### RECORDS SHOWN
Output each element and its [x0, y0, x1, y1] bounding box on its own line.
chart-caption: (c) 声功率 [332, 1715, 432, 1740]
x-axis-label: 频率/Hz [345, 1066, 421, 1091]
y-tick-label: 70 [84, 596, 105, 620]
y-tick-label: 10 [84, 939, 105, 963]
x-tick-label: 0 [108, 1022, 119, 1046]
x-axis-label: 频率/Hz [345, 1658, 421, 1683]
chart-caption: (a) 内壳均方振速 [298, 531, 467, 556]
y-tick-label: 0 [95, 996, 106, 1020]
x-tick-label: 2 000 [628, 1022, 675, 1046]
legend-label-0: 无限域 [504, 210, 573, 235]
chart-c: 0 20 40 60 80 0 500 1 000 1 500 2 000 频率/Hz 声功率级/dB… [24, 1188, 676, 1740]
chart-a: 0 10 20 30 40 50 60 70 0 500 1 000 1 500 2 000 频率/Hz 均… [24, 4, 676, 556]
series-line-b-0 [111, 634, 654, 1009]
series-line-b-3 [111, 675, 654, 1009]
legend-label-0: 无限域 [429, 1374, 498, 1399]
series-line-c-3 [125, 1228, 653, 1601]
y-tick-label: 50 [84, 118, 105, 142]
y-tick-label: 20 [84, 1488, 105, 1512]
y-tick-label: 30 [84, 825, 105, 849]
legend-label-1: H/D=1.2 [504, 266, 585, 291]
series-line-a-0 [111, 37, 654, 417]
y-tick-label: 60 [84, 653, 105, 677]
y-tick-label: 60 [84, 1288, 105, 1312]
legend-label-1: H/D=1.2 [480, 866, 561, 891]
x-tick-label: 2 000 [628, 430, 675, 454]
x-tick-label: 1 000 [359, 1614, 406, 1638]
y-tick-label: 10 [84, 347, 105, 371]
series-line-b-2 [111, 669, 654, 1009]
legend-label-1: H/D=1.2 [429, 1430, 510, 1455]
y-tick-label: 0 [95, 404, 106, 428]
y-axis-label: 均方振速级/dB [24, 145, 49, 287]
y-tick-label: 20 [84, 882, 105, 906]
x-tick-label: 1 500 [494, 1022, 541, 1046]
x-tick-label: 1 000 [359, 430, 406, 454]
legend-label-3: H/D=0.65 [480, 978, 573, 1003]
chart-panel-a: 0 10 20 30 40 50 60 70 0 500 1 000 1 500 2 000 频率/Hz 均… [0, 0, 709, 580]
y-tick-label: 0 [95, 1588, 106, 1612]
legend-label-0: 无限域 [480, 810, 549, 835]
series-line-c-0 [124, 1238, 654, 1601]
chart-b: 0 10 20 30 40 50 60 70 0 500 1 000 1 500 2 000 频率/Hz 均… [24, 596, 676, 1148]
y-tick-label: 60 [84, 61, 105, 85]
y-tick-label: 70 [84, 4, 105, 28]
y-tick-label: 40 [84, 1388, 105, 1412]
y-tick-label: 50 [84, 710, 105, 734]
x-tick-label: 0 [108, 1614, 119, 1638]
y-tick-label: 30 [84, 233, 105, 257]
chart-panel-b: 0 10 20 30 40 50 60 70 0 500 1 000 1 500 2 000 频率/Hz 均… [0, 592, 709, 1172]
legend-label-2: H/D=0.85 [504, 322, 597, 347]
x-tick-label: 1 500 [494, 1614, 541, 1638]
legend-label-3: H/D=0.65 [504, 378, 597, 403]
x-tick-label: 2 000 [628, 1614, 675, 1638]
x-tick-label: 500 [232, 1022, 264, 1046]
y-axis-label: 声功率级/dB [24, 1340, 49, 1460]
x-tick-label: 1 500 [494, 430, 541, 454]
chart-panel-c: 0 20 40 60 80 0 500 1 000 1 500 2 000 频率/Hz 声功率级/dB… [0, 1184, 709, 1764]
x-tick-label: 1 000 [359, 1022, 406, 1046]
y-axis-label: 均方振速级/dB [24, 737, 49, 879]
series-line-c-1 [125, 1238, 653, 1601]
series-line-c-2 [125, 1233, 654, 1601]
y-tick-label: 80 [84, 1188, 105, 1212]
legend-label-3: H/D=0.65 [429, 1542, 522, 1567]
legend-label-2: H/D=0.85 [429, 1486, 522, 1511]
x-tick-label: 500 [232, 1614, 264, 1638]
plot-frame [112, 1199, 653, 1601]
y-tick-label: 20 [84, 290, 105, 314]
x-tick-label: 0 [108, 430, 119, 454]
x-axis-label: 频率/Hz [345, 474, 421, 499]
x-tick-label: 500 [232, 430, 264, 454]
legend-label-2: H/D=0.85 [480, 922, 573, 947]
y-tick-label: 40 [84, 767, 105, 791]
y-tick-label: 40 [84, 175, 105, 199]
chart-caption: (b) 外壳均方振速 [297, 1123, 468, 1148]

### TASK BRIEF
Starting at the first line of the entries and ending at the line containing "chart-c: 0 20", output those lines as a JSON list of strings, one per line, with blank lines left out.

### SOLUTION FOR THIS PROBLEM
[
  "Output each element and its [x0, y0, x1, y1] bounding box on its own line.",
  "chart-caption: (c) 声功率 [332, 1715, 432, 1740]",
  "x-axis-label: 频率/Hz [345, 1066, 421, 1091]",
  "y-tick-label: 70 [84, 596, 105, 620]",
  "y-tick-label: 10 [84, 939, 105, 963]",
  "x-tick-label: 0 [108, 1022, 119, 1046]",
  "x-axis-label: 频率/Hz [345, 1658, 421, 1683]",
  "chart-caption: (a) 内壳均方振速 [298, 531, 467, 556]",
  "y-tick-label: 0 [95, 996, 106, 1020]",
  "x-tick-label: 2 000 [628, 1022, 675, 1046]",
  "legend-label-0: 无限域 [504, 210, 573, 235]",
  "chart-c: 0 20 40 60 80 0 500 1 000 1 500 2 000 频率/Hz 声功率级/dB… [24, 1188, 676, 1740]"
]